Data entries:
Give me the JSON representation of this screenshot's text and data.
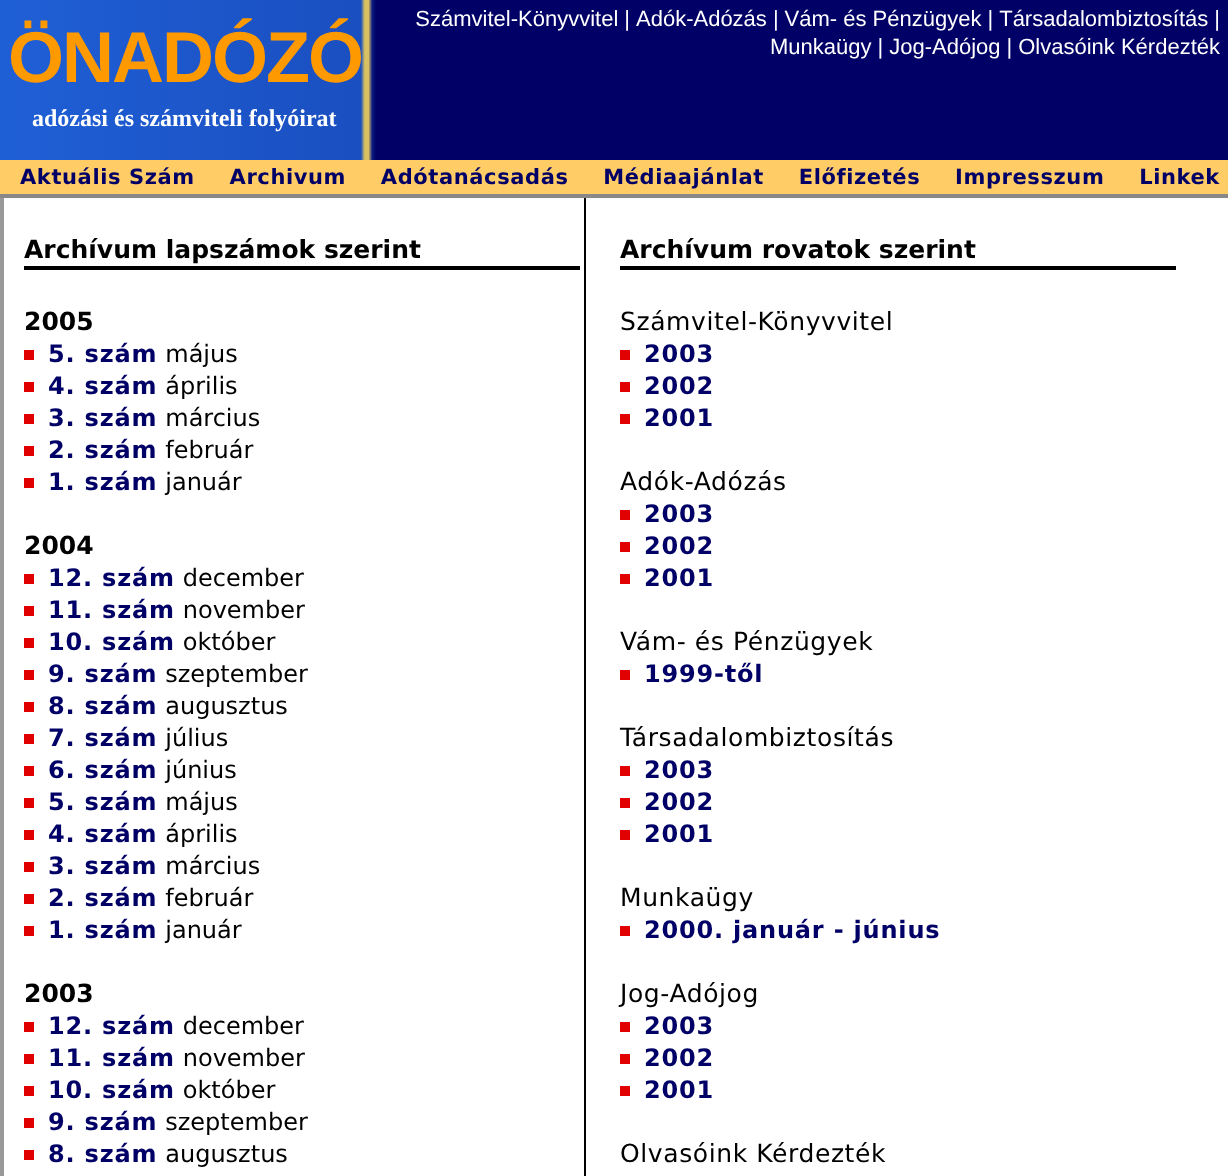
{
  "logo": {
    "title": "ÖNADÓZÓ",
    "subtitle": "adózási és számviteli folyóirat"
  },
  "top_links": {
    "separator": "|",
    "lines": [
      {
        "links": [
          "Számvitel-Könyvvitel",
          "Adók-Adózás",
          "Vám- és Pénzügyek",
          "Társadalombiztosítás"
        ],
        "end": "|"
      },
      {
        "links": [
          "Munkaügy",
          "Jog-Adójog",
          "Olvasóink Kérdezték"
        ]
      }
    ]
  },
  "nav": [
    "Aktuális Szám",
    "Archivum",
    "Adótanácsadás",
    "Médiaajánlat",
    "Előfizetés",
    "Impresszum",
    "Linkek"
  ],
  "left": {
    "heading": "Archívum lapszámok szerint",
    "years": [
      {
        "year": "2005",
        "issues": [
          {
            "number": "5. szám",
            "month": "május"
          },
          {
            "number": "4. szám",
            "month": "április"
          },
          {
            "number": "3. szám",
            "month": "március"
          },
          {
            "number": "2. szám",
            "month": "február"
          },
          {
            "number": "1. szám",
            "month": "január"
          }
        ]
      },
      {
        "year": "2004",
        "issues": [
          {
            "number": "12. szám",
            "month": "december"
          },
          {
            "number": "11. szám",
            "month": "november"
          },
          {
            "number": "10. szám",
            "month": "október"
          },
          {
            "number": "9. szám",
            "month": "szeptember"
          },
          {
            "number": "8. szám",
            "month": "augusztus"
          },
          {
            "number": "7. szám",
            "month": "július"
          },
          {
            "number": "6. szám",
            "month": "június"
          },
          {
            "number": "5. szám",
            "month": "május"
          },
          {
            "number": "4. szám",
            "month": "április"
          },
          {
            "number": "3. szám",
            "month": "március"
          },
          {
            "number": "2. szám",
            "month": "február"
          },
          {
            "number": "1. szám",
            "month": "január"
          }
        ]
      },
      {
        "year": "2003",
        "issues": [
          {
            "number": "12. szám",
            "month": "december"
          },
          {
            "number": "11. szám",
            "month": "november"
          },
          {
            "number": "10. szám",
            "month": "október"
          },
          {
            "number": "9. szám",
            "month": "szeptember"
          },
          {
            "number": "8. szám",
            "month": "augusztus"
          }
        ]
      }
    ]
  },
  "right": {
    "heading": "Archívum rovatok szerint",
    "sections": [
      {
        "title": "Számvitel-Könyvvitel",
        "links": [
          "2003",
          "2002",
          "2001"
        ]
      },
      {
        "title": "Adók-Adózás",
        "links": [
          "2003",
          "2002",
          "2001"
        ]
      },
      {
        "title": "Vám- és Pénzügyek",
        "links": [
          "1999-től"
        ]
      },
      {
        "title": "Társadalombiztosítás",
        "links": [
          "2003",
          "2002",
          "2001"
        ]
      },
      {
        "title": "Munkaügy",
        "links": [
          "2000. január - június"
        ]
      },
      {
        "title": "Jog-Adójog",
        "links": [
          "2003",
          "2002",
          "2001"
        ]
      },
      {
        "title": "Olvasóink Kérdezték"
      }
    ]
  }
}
--
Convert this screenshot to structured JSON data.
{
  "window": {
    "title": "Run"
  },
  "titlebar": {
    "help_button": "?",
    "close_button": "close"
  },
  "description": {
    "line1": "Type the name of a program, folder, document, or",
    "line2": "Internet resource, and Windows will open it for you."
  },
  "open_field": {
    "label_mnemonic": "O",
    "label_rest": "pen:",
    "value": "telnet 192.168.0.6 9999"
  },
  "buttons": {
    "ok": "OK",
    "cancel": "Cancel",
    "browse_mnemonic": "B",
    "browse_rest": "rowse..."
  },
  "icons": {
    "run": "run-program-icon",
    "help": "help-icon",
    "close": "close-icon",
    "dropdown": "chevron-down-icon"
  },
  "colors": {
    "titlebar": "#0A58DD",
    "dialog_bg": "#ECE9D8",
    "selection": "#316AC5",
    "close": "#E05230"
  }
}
* * *
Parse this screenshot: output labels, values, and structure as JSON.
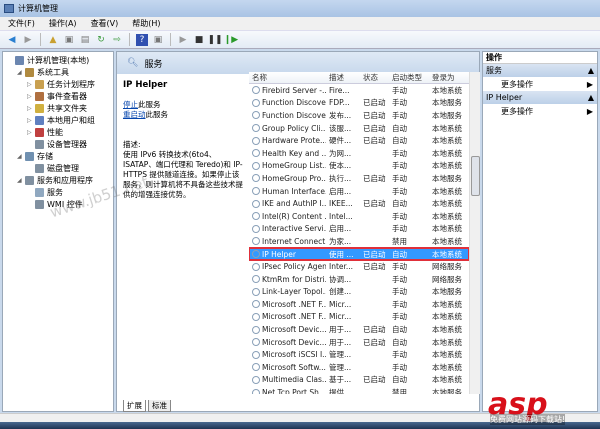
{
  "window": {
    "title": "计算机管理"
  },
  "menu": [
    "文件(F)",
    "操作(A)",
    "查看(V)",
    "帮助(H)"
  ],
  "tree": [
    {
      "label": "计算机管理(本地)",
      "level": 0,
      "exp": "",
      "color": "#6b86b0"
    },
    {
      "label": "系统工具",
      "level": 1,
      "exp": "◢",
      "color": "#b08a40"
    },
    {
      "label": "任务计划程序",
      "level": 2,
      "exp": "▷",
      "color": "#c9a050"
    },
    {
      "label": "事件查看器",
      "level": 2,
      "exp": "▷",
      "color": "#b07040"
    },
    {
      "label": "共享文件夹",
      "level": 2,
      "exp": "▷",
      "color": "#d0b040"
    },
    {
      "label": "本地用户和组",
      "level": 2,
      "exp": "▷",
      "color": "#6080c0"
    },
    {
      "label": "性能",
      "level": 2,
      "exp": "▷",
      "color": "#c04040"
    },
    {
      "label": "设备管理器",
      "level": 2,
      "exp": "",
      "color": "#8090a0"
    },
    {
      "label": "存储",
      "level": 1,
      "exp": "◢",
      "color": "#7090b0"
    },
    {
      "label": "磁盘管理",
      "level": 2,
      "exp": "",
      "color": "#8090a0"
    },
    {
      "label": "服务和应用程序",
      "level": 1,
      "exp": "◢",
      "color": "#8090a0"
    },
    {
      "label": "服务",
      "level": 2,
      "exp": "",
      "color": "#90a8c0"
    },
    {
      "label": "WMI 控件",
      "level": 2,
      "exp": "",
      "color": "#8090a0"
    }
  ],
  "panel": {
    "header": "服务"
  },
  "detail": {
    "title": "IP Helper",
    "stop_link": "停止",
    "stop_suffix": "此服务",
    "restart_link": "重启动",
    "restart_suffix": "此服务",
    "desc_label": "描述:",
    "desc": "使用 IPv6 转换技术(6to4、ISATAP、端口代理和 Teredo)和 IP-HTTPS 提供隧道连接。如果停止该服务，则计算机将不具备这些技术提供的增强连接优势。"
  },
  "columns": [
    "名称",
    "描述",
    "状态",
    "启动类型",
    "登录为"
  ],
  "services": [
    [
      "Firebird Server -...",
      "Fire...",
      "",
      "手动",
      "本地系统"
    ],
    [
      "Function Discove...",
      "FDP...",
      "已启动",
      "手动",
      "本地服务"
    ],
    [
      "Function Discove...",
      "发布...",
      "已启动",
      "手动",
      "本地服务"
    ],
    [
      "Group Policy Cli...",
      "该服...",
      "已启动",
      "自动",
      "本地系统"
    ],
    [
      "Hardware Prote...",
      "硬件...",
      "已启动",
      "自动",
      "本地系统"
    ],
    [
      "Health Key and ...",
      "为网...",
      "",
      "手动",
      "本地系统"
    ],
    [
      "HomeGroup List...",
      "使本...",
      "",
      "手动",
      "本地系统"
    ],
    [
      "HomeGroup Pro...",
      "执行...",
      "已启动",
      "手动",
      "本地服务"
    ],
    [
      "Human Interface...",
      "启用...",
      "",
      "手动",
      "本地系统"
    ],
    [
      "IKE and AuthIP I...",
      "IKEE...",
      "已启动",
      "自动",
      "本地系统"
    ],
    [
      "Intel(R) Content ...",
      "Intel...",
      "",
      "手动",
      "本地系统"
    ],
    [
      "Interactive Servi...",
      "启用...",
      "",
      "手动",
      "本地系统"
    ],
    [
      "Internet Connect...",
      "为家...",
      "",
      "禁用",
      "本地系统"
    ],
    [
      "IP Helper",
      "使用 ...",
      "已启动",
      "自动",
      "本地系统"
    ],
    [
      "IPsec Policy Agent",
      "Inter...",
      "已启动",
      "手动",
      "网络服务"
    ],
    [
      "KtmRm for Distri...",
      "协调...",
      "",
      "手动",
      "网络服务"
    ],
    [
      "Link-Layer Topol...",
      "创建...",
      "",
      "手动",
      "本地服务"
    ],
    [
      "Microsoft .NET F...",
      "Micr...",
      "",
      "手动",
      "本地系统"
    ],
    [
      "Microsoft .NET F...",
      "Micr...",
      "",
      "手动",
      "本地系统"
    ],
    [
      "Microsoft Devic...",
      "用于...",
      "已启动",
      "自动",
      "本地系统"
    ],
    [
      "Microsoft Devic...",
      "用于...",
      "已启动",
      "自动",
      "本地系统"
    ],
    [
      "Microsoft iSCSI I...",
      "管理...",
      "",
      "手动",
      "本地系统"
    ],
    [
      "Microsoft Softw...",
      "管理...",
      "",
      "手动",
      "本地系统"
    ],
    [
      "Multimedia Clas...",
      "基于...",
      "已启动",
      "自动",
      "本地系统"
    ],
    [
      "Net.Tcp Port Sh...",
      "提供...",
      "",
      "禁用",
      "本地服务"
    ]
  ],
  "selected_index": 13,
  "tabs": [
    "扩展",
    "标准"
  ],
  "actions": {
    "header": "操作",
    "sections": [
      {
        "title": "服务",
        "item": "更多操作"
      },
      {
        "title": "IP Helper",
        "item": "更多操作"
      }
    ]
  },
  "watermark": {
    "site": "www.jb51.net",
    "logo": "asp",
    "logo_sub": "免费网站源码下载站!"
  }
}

**TASK GOAL:** Figure out how many lines above include the string "JSON", then report that number and nothing else.

**CORRECT RESULT:** 3